» Work to be completed:
Repeat the lines of the listing below exactly, starting at the line that contains "Type out the text in this image." and running through the last line, both included, and only those.

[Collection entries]
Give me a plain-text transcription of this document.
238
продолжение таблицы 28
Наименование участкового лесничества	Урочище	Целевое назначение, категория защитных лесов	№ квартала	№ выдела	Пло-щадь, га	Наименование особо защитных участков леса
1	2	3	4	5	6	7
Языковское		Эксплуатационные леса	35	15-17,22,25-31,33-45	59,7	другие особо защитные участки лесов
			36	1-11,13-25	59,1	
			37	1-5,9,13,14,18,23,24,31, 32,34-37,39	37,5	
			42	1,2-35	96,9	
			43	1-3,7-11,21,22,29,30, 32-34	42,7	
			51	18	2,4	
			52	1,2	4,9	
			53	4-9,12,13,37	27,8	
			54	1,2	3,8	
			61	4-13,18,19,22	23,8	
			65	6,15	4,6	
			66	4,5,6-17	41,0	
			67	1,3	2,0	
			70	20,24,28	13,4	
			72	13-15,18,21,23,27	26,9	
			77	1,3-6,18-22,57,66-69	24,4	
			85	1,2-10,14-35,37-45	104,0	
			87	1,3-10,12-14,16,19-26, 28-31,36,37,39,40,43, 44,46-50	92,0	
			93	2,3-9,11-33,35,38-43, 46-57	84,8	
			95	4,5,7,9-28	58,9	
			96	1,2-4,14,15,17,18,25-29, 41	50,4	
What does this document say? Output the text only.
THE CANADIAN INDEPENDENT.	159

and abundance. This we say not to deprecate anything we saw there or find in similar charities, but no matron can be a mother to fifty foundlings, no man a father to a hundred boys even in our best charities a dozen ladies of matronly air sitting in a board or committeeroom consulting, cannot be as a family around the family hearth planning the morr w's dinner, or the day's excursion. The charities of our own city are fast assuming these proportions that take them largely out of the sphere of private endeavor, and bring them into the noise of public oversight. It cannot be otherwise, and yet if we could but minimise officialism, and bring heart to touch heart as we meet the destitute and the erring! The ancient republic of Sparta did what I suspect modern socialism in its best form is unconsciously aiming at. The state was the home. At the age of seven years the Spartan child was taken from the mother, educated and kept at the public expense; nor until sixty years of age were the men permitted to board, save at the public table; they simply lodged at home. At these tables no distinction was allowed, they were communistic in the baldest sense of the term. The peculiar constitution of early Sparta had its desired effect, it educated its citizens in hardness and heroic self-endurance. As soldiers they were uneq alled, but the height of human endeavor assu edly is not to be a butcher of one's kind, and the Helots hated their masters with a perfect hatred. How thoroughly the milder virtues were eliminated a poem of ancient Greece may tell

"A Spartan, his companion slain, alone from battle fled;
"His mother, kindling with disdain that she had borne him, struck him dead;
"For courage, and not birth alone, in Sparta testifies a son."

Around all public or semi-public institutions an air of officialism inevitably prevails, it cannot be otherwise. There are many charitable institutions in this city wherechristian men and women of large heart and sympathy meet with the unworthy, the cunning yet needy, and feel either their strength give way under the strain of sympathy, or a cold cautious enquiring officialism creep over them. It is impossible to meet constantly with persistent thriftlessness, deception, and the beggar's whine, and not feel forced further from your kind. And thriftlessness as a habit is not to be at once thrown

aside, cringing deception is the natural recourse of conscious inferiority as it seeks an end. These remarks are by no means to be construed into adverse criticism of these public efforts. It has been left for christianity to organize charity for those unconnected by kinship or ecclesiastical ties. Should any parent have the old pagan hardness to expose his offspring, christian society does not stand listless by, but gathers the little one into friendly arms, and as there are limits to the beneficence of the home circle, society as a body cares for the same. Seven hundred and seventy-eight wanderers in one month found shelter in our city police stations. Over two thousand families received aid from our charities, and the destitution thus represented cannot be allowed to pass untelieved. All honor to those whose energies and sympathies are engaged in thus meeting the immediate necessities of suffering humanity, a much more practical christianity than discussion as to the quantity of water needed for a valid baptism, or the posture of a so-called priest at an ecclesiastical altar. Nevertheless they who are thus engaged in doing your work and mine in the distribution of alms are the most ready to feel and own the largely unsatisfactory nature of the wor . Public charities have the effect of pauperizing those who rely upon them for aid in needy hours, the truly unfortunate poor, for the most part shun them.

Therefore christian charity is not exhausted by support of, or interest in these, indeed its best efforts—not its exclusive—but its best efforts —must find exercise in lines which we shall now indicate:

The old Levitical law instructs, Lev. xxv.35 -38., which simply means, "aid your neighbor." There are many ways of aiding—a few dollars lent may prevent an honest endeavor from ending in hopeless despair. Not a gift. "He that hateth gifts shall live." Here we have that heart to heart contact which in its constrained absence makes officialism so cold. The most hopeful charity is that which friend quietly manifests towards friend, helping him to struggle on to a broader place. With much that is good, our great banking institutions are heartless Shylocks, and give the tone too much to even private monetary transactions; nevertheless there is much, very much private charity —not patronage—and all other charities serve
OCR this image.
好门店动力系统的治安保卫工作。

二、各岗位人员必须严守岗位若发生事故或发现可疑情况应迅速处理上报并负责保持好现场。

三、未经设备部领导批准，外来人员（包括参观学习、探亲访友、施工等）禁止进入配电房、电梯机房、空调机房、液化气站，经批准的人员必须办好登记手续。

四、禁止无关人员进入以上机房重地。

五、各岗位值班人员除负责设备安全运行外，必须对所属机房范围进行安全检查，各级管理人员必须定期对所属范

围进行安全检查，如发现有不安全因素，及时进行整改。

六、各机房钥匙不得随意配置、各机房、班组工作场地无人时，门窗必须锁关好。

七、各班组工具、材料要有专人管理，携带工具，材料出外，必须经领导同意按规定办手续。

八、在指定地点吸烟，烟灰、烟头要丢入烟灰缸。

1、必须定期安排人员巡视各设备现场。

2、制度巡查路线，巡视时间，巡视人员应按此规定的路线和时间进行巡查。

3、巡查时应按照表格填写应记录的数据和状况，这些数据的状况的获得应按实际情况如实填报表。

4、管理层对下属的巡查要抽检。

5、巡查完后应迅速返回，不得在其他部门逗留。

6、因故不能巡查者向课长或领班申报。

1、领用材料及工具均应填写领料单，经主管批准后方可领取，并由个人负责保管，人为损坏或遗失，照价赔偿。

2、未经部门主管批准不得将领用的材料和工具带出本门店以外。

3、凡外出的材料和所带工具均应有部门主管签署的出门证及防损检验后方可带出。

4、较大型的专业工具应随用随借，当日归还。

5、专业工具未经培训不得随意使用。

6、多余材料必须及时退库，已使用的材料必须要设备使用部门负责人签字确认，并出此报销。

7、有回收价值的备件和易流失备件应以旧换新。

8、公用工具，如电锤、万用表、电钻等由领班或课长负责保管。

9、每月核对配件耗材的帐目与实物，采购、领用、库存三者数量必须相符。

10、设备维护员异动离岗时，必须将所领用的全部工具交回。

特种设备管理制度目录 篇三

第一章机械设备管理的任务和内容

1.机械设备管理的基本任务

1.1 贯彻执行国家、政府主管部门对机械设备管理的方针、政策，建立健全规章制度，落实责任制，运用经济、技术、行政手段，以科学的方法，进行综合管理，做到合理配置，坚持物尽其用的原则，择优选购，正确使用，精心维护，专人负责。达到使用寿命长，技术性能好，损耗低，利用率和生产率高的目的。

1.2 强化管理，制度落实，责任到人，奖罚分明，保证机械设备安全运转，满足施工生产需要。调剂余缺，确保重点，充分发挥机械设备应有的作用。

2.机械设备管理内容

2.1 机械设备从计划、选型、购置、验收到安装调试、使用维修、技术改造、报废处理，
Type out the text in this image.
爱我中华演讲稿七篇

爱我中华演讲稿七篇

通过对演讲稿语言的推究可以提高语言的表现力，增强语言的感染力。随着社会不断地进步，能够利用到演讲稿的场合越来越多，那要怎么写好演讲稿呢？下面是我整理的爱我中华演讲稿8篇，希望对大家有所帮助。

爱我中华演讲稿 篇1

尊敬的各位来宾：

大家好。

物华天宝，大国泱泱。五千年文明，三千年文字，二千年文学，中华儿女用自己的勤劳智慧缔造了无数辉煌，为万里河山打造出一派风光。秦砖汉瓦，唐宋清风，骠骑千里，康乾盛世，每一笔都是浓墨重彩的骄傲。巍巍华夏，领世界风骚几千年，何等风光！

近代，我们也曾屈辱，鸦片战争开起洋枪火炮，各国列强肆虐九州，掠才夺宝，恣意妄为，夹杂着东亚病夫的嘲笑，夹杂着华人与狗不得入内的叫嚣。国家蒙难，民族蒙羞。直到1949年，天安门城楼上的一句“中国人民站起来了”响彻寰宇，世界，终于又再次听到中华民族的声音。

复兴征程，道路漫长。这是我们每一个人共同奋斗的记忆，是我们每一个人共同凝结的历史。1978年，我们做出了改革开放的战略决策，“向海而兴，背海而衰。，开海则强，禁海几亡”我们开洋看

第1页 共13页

» The answer:
Type out the text in this image.
爱我中华演讲稿七篇

爱我中华演讲稿七篇

通过对演讲稿语言的推究可以提高语言的表现力，增强语言的感染力。随着社会不断地进步，能够利用到演讲稿的场合越来越多，那要怎么写好演讲稿呢？下面是我整理的爱我中华演讲稿8篇，希望对大家有所帮助。

爱我中华演讲稿 篇1

尊敬的各位来宾：

大家好。

物华天宝，大国泱泱。五千年文明，三千年文字，二千年文学，中华儿女用自己的勤劳智慧缔造了无数辉煌，为万里河山打造出一派风光。秦砖汉瓦，唐宋清风，骠骑千里，康乾盛世，每一笔都是浓墨重彩的骄傲。巍巍华夏，领世界风骚几千年，何等风光！

近代，我们也曾屈辱，鸦片战争开起洋枪火炮，各国列强肆虐九州，掠才夺宝，恣意妄为，夹杂着东亚病夫的嘲笑，夹杂着华人与狗不得入内的叫嚣。国家蒙难，民族蒙羞。直到1949年，天安门城楼上的一句“中国人民站起来了”响彻寰宇，世界，终于又再次听到中华民族的声音。

复兴征程，道路漫长。这是我们每一个人共同奋斗的记忆，是我们每一个人共同凝结的历史。1978年，我们做出了改革开放的战略决策，“向海而兴，背海而衰。，开海则强，禁海几亡”我们开洋看

第1页 共13页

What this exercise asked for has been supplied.